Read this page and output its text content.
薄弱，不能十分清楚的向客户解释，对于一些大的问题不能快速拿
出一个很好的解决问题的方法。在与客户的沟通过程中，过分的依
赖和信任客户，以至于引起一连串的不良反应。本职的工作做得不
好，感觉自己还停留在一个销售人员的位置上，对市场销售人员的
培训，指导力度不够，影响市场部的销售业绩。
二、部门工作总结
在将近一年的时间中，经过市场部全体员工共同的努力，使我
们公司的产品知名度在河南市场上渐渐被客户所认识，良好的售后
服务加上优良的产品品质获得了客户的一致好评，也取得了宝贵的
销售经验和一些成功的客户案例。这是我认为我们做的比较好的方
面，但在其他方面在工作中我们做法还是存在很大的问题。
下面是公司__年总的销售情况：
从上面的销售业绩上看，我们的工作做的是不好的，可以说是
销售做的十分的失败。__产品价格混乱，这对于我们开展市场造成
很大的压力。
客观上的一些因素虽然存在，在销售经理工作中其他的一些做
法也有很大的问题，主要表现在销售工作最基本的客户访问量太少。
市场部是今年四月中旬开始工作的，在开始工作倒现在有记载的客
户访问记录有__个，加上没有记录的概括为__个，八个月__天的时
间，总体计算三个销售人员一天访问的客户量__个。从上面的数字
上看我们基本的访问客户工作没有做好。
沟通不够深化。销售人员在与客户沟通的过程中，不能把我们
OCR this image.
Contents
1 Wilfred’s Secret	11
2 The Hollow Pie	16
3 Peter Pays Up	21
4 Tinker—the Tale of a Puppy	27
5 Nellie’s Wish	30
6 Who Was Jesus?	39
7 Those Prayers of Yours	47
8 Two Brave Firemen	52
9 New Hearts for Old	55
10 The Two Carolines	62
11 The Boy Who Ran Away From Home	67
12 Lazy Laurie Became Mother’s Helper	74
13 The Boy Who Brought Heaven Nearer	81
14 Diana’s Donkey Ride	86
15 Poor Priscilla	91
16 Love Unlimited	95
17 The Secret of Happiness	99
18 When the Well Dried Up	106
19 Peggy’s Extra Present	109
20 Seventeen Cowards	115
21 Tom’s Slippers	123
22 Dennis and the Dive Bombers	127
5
::::::::
EXERCISE OBJECTIVE: Respond with nothing but the number of lines in the entries that contain the string "Secret".

RESULT OF THE EXERCISE: 2